[Dataset listings of figures]
** BEGIN **
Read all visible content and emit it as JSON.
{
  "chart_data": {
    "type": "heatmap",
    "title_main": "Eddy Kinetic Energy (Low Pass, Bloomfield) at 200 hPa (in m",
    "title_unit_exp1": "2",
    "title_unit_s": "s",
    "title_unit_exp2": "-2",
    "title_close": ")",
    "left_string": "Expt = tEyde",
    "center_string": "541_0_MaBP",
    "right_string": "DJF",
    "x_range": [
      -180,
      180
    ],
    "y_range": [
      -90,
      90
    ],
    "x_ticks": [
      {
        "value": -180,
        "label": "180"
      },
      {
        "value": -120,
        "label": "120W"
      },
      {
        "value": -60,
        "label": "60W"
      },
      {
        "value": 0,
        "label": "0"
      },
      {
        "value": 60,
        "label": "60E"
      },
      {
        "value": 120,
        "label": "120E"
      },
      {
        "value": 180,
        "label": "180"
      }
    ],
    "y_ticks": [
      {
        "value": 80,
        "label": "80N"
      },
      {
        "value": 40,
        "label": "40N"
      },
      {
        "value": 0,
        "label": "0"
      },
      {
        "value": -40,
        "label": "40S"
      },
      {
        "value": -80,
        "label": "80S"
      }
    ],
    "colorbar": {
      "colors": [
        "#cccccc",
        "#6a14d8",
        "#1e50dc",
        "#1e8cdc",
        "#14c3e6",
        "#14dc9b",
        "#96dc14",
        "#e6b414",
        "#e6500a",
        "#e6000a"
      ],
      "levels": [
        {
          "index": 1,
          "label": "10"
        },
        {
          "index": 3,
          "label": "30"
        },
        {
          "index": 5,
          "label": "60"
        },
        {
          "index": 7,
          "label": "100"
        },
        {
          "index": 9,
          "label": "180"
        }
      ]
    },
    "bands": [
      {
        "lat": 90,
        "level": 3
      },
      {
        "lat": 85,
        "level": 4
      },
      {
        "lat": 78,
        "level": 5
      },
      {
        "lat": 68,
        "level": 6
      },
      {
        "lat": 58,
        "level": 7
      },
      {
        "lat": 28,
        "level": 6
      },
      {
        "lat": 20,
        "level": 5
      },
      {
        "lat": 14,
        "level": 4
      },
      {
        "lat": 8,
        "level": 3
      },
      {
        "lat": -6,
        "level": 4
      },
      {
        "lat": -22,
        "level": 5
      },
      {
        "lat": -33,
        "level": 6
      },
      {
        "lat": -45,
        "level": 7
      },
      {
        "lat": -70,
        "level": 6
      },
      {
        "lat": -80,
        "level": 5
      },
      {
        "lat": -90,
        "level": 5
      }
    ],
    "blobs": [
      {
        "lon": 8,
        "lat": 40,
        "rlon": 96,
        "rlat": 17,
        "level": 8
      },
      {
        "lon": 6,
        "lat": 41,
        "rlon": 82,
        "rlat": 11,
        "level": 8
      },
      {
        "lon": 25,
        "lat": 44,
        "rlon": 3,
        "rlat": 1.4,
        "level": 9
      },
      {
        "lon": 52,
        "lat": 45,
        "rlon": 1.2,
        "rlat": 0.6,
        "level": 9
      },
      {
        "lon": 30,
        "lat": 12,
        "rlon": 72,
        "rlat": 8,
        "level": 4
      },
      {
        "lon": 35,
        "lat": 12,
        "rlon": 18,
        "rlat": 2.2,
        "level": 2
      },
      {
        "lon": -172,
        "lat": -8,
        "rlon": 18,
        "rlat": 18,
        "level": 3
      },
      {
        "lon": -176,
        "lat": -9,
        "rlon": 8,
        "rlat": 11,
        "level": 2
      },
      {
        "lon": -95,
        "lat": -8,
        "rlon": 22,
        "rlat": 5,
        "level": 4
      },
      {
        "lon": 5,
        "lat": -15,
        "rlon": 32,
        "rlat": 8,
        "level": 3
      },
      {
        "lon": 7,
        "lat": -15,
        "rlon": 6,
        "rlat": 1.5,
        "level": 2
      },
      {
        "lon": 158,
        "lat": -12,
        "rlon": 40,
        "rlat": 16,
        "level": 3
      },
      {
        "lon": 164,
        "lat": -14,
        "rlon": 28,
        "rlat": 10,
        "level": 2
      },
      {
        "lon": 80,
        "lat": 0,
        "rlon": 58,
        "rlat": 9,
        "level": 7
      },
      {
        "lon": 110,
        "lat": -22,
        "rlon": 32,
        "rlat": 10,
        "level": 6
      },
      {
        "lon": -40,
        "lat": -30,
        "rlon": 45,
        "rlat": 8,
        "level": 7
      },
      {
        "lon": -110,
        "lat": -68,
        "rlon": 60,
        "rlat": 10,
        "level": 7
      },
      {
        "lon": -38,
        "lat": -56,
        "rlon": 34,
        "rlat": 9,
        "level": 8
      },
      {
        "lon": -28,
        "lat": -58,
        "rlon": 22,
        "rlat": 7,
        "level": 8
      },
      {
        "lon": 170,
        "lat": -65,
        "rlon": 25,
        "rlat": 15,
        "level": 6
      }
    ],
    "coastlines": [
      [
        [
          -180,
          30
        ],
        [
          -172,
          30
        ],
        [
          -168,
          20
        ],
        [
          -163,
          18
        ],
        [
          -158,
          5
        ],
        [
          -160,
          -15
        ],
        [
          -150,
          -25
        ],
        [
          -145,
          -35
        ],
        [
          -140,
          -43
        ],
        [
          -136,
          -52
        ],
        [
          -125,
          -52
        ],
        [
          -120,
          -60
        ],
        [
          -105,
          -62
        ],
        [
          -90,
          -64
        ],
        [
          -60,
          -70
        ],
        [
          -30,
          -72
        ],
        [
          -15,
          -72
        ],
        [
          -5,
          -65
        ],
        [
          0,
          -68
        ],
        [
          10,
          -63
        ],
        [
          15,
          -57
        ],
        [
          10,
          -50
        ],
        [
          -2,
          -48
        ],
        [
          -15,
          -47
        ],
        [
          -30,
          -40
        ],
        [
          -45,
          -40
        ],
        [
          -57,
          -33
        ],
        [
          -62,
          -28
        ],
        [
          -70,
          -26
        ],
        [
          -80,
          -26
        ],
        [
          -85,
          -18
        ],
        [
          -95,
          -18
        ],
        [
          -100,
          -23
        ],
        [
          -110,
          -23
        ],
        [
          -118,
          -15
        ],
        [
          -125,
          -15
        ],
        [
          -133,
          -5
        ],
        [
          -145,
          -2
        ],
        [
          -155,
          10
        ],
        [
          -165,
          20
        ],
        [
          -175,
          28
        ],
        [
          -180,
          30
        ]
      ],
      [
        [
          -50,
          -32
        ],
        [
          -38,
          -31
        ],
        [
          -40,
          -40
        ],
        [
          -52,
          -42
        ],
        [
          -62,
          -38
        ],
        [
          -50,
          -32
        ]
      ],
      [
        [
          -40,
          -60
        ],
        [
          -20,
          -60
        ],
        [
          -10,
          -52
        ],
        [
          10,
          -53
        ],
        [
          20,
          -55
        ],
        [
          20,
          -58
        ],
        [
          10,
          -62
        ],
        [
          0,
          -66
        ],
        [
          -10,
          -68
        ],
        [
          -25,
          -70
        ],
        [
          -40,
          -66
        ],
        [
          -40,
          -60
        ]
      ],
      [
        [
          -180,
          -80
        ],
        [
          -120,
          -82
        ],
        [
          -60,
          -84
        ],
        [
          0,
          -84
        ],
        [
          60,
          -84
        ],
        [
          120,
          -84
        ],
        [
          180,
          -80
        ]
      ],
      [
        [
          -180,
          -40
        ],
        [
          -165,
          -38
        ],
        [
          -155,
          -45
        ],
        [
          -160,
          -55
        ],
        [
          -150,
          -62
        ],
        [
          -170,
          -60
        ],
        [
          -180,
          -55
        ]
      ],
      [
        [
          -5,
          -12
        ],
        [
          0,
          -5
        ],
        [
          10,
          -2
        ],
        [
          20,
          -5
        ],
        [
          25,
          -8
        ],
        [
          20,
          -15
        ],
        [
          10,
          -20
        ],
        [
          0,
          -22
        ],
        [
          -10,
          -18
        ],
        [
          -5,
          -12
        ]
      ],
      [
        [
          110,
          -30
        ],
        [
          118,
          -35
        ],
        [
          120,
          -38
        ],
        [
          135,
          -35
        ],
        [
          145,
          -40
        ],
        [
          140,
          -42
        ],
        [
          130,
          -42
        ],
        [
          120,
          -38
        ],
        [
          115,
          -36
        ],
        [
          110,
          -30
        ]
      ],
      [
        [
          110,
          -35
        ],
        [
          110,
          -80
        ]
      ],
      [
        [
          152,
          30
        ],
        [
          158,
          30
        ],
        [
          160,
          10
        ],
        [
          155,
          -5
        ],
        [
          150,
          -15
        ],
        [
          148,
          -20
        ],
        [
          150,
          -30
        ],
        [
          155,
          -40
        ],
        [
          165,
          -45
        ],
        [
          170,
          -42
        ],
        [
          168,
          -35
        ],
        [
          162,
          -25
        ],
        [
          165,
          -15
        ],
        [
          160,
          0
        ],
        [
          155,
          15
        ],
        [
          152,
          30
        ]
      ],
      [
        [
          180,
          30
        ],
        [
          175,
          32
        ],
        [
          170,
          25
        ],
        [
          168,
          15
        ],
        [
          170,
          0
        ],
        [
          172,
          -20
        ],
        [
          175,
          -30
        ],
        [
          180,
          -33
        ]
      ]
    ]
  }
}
** END **
* _Set problem_
Count the lines of the data that include the string "value", and give only that number.

* _Written answer_
12